**Records shown:**
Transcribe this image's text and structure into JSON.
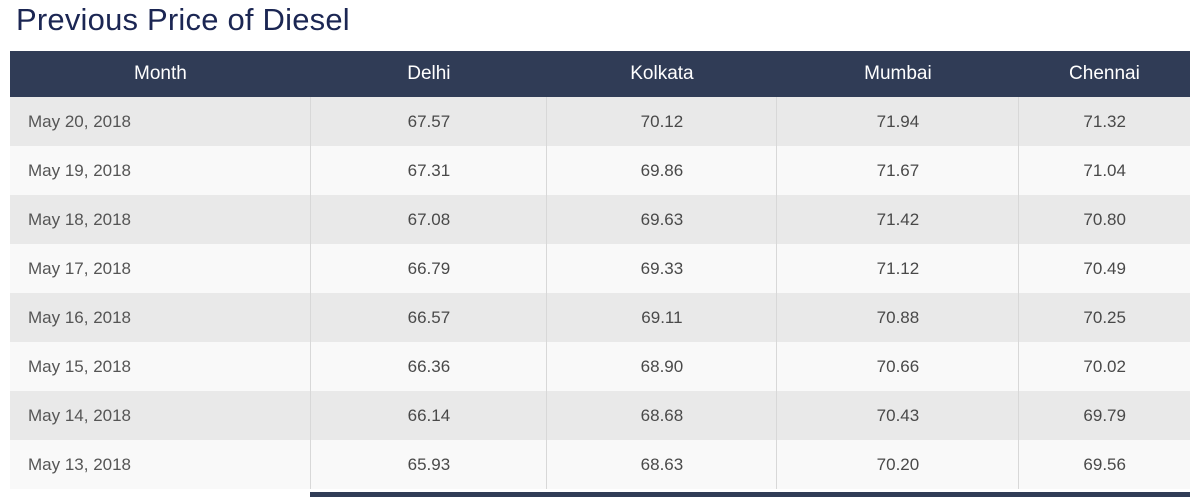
{
  "page": {
    "title": "Previous Price of Diesel"
  },
  "chart_data": {
    "type": "table",
    "title": "Previous Price of Diesel",
    "columns": [
      "Month",
      "Delhi",
      "Kolkata",
      "Mumbai",
      "Chennai"
    ],
    "rows": [
      [
        "May 20, 2018",
        "67.57",
        "70.12",
        "71.94",
        "71.32"
      ],
      [
        "May 19, 2018",
        "67.31",
        "69.86",
        "71.67",
        "71.04"
      ],
      [
        "May 18, 2018",
        "67.08",
        "69.63",
        "71.42",
        "70.80"
      ],
      [
        "May 17, 2018",
        "66.79",
        "69.33",
        "71.12",
        "70.49"
      ],
      [
        "May 16, 2018",
        "66.57",
        "69.11",
        "70.88",
        "70.25"
      ],
      [
        "May 15, 2018",
        "66.36",
        "68.90",
        "70.66",
        "70.02"
      ],
      [
        "May 14, 2018",
        "66.14",
        "68.68",
        "70.43",
        "69.79"
      ],
      [
        "May 13, 2018",
        "65.93",
        "68.63",
        "70.20",
        "69.56"
      ]
    ]
  },
  "colors": {
    "header_bg": "#303c56",
    "title_text": "#1b2653",
    "row_odd": "#e9e9e9",
    "row_even": "#f9f9f9",
    "cell_text": "#494949",
    "header_text": "#ffffff",
    "cell_border": "#d8d8d8"
  }
}
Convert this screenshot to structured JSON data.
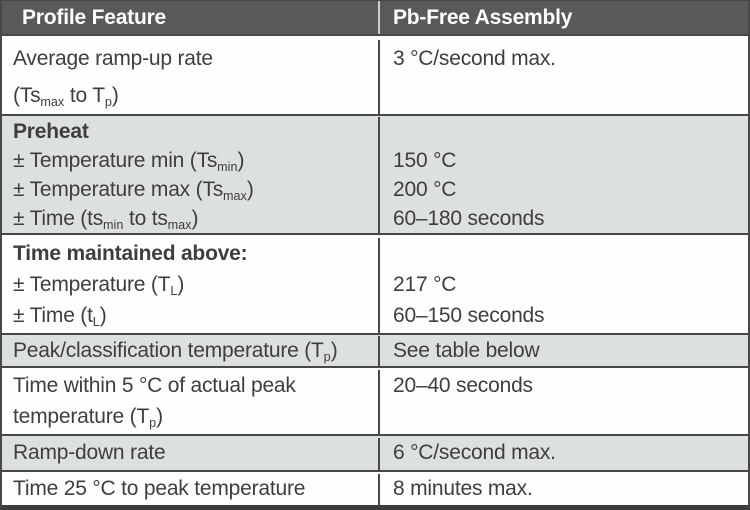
{
  "colors": {
    "header_bg": "#58595b",
    "header_text": "#ffffff",
    "shaded_row_bg": "#dde0e1",
    "row_bg": "#fefefe",
    "border": "#47484a",
    "border_heavy": "#3b3c3e",
    "text": "#3d3e40",
    "header_divider": "#cdd0d1"
  },
  "table": {
    "header": {
      "col1": "Profile Feature",
      "col2": "Pb-Free Assembly"
    },
    "rows": [
      {
        "feature": [
          {
            "segments": [
              {
                "text": "Average ramp-up rate"
              }
            ]
          },
          {
            "segments": [
              {
                "text": "(Ts"
              },
              {
                "text": "max",
                "sub": true
              },
              {
                "text": " to T"
              },
              {
                "text": "p",
                "sub": true
              },
              {
                "text": ")"
              }
            ]
          }
        ],
        "values": [
          {
            "segments": [
              {
                "text": "3 °C/second max."
              }
            ]
          }
        ]
      },
      {
        "feature": [
          {
            "bold": true,
            "segments": [
              {
                "text": "Preheat"
              }
            ]
          },
          {
            "segments": [
              {
                "text": "± Temperature min (Ts"
              },
              {
                "text": "min",
                "sub": true
              },
              {
                "text": ")"
              }
            ]
          },
          {
            "segments": [
              {
                "text": "± Temperature max (Ts"
              },
              {
                "text": "max",
                "sub": true
              },
              {
                "text": ")"
              }
            ]
          },
          {
            "segments": [
              {
                "text": "± Time (ts"
              },
              {
                "text": "min",
                "sub": true
              },
              {
                "text": " to ts"
              },
              {
                "text": "max",
                "sub": true
              },
              {
                "text": ")"
              }
            ]
          }
        ],
        "values": [
          {
            "segments": []
          },
          {
            "segments": [
              {
                "text": "150 °C"
              }
            ]
          },
          {
            "segments": [
              {
                "text": "200 °C"
              }
            ]
          },
          {
            "segments": [
              {
                "text": "60–180 seconds"
              }
            ]
          }
        ]
      },
      {
        "feature": [
          {
            "bold": true,
            "segments": [
              {
                "text": "Time maintained above:"
              }
            ]
          },
          {
            "segments": [
              {
                "text": "± Temperature (T"
              },
              {
                "text": "L",
                "sub": true
              },
              {
                "text": ")"
              }
            ]
          },
          {
            "segments": [
              {
                "text": "± Time (t"
              },
              {
                "text": "L",
                "sub": true
              },
              {
                "text": ")"
              }
            ]
          }
        ],
        "values": [
          {
            "segments": []
          },
          {
            "segments": [
              {
                "text": "217 °C"
              }
            ]
          },
          {
            "segments": [
              {
                "text": "60–150 seconds"
              }
            ]
          }
        ]
      },
      {
        "feature": [
          {
            "segments": [
              {
                "text": "Peak/classification temperature (T"
              },
              {
                "text": "p",
                "sub": true
              },
              {
                "text": ")"
              }
            ]
          }
        ],
        "values": [
          {
            "segments": [
              {
                "text": "See table below"
              }
            ]
          }
        ]
      },
      {
        "feature": [
          {
            "segments": [
              {
                "text": "Time within 5 °C of actual peak"
              }
            ]
          },
          {
            "segments": [
              {
                "text": "temperature (T"
              },
              {
                "text": "p",
                "sub": true
              },
              {
                "text": ")"
              }
            ]
          }
        ],
        "values": [
          {
            "segments": [
              {
                "text": "20–40 seconds"
              }
            ]
          }
        ]
      },
      {
        "feature": [
          {
            "segments": [
              {
                "text": "Ramp-down rate"
              }
            ]
          }
        ],
        "values": [
          {
            "segments": [
              {
                "text": "6 °C/second max."
              }
            ]
          }
        ]
      },
      {
        "feature": [
          {
            "segments": [
              {
                "text": "Time 25 °C to peak temperature"
              }
            ]
          }
        ],
        "values": [
          {
            "segments": [
              {
                "text": "8 minutes max."
              }
            ]
          }
        ]
      }
    ]
  }
}
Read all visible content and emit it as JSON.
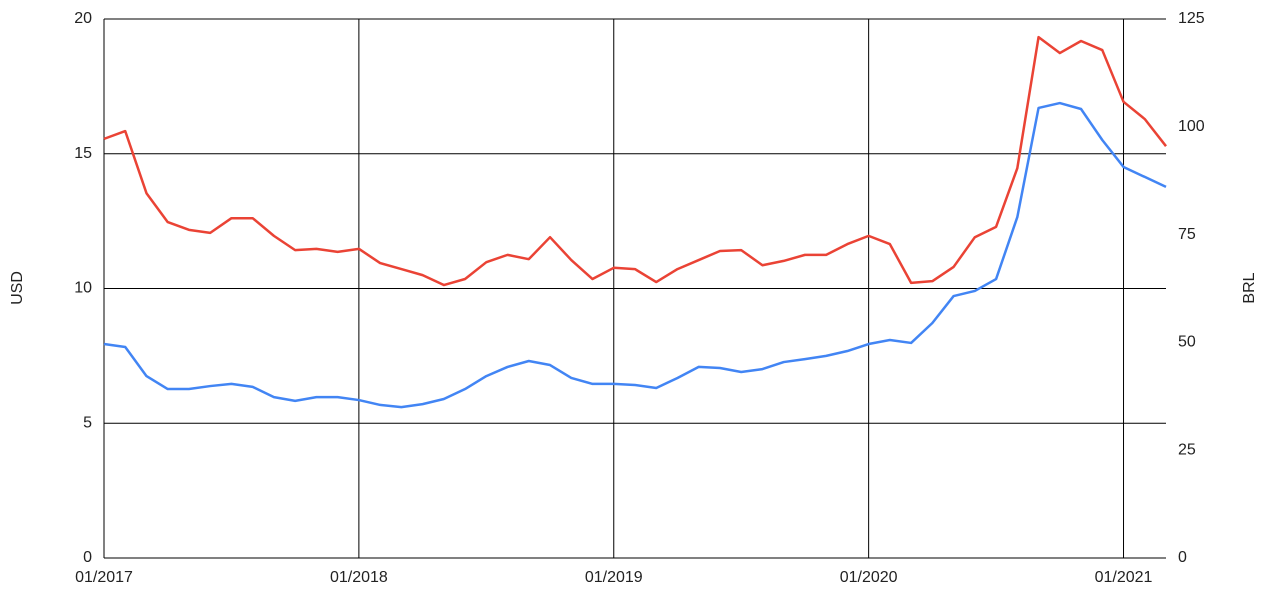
{
  "chart_data": {
    "type": "line",
    "ylabel": "USD",
    "y2label": "BRL",
    "x": [
      "01/2017",
      "02/2017",
      "03/2017",
      "04/2017",
      "05/2017",
      "06/2017",
      "07/2017",
      "08/2017",
      "09/2017",
      "10/2017",
      "11/2017",
      "12/2017",
      "01/2018",
      "02/2018",
      "03/2018",
      "04/2018",
      "05/2018",
      "06/2018",
      "07/2018",
      "08/2018",
      "09/2018",
      "10/2018",
      "11/2018",
      "12/2018",
      "01/2019",
      "02/2019",
      "03/2019",
      "04/2019",
      "05/2019",
      "06/2019",
      "07/2019",
      "08/2019",
      "09/2019",
      "10/2019",
      "11/2019",
      "12/2019",
      "01/2020",
      "02/2020",
      "03/2020",
      "04/2020",
      "05/2020",
      "06/2020",
      "07/2020",
      "08/2020",
      "09/2020",
      "10/2020",
      "11/2020",
      "12/2020",
      "01/2021",
      "02/2021",
      "03/2021"
    ],
    "xlim": [
      "01/2017",
      "03/2021"
    ],
    "xticks": [
      "01/2017",
      "01/2018",
      "01/2019",
      "01/2020",
      "01/2021"
    ],
    "ylim": [
      0,
      20
    ],
    "yticks": [
      0,
      5,
      10,
      15,
      20
    ],
    "y2lim": [
      0,
      125
    ],
    "y2ticks": [
      0,
      25,
      50,
      75,
      100,
      125
    ],
    "grid": true,
    "series": [
      {
        "color": "#4285f4",
        "values": [
          7.94,
          7.83,
          6.75,
          6.27,
          6.27,
          6.38,
          6.46,
          6.35,
          5.97,
          5.83,
          5.97,
          5.97,
          5.86,
          5.68,
          5.6,
          5.71,
          5.9,
          6.27,
          6.75,
          7.09,
          7.31,
          7.16,
          6.68,
          6.46,
          6.46,
          6.42,
          6.31,
          6.68,
          7.09,
          7.05,
          6.9,
          7.01,
          7.27,
          7.38,
          7.5,
          7.68,
          7.94,
          8.09,
          7.98,
          8.72,
          9.72,
          9.91,
          10.35,
          12.65,
          16.7,
          16.88,
          16.66,
          15.51,
          14.51,
          14.14,
          13.77
        ]
      },
      {
        "color": "#ea4335",
        "axis": "y2",
        "values": [
          97.2,
          99.0,
          84.6,
          77.9,
          76.1,
          75.4,
          78.8,
          78.8,
          74.7,
          71.4,
          71.7,
          71.0,
          71.7,
          68.4,
          67.0,
          65.6,
          63.3,
          64.7,
          68.6,
          70.3,
          69.3,
          74.4,
          69.1,
          64.7,
          67.3,
          67.0,
          64.0,
          67.0,
          69.1,
          71.2,
          71.4,
          67.9,
          68.9,
          70.3,
          70.3,
          72.8,
          74.7,
          72.8,
          63.8,
          64.2,
          67.5,
          74.4,
          76.8,
          90.4,
          120.8,
          117.1,
          119.9,
          117.8,
          105.8,
          101.8,
          95.5
        ]
      }
    ]
  }
}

**What needs to be done:** Of the lines above, how many include the word "Price"? Reply with the number alone.

**Exercise solution:** 2